# WHAT TO PRODUCE
Reproduce the entries below in full, word for word.

# RECORDS TO PROCESS
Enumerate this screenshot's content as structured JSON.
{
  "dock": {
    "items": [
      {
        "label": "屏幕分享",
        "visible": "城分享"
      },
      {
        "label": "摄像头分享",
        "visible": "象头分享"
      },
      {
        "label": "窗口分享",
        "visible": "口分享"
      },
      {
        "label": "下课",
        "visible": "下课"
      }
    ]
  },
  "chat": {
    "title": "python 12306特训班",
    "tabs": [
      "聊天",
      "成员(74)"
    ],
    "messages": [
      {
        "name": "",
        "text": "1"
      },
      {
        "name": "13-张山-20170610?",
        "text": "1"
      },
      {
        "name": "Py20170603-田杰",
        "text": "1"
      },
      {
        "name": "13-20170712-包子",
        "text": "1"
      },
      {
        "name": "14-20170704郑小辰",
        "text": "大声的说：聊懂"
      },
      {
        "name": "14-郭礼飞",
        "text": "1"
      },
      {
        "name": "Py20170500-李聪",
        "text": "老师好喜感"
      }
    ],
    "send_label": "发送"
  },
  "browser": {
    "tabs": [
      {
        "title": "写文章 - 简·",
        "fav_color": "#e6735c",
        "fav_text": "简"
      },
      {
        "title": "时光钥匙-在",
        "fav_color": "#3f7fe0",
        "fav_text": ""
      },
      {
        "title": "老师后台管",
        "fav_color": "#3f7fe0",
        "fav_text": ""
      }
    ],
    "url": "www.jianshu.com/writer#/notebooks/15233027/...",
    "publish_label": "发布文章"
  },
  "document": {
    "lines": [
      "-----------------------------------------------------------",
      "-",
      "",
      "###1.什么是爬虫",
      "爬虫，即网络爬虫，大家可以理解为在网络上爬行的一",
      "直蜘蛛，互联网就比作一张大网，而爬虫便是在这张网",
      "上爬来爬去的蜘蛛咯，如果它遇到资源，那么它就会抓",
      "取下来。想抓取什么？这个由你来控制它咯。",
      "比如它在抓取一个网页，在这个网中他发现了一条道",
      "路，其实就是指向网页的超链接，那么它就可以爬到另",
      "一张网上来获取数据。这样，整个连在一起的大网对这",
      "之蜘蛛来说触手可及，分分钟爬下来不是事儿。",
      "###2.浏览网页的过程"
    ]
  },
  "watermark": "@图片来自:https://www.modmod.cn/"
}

# SOLUTION TO THE PROBLEM
Enumerate this screenshot's content as structured JSON.
{
  "dock": {
    "items": [
      {
        "label": "屏幕分享",
        "visible": "城分享"
      },
      {
        "label": "摄像头分享",
        "visible": "象头分享"
      },
      {
        "label": "窗口分享",
        "visible": "口分享"
      },
      {
        "label": "下课",
        "visible": "下课"
      }
    ]
  },
  "chat": {
    "title": "python 12306特训班",
    "tabs": [
      "聊天",
      "成员(74)"
    ],
    "messages": [
      {
        "name": "",
        "text": "1"
      },
      {
        "name": "13-张山-20170610?",
        "text": "1"
      },
      {
        "name": "Py20170603-田杰",
        "text": "1"
      },
      {
        "name": "13-20170712-包子",
        "text": "1"
      },
      {
        "name": "14-20170704郑小辰",
        "text": "大声的说：聊懂"
      },
      {
        "name": "14-郭礼飞",
        "text": "1"
      },
      {
        "name": "Py20170500-李聪",
        "text": "老师好喜感"
      }
    ],
    "send_label": "发送"
  },
  "browser": {
    "tabs": [
      {
        "title": "写文章 - 简·",
        "fav_color": "#e6735c",
        "fav_text": "简"
      },
      {
        "title": "时光钥匙-在",
        "fav_color": "#3f7fe0",
        "fav_text": ""
      },
      {
        "title": "老师后台管",
        "fav_color": "#3f7fe0",
        "fav_text": ""
      }
    ],
    "url": "www.jianshu.com/writer#/notebooks/15233027/...",
    "publish_label": "发布文章"
  },
  "document": {
    "lines": [
      "-----------------------------------------------------------",
      "-",
      "",
      "###1.什么是爬虫",
      "爬虫，即网络爬虫，大家可以理解为在网络上爬行的一",
      "直蜘蛛，互联网就比作一张大网，而爬虫便是在这张网",
      "上爬来爬去的蜘蛛咯，如果它遇到资源，那么它就会抓",
      "取下来。想抓取什么？这个由你来控制它咯。",
      "比如它在抓取一个网页，在这个网中他发现了一条道",
      "路，其实就是指向网页的超链接，那么它就可以爬到另",
      "一张网上来获取数据。这样，整个连在一起的大网对这",
      "之蜘蛛来说触手可及，分分钟爬下来不是事儿。",
      "###2.浏览网页的过程"
    ]
  },
  "watermark": "@图片来自:https://www.modmod.cn/"
}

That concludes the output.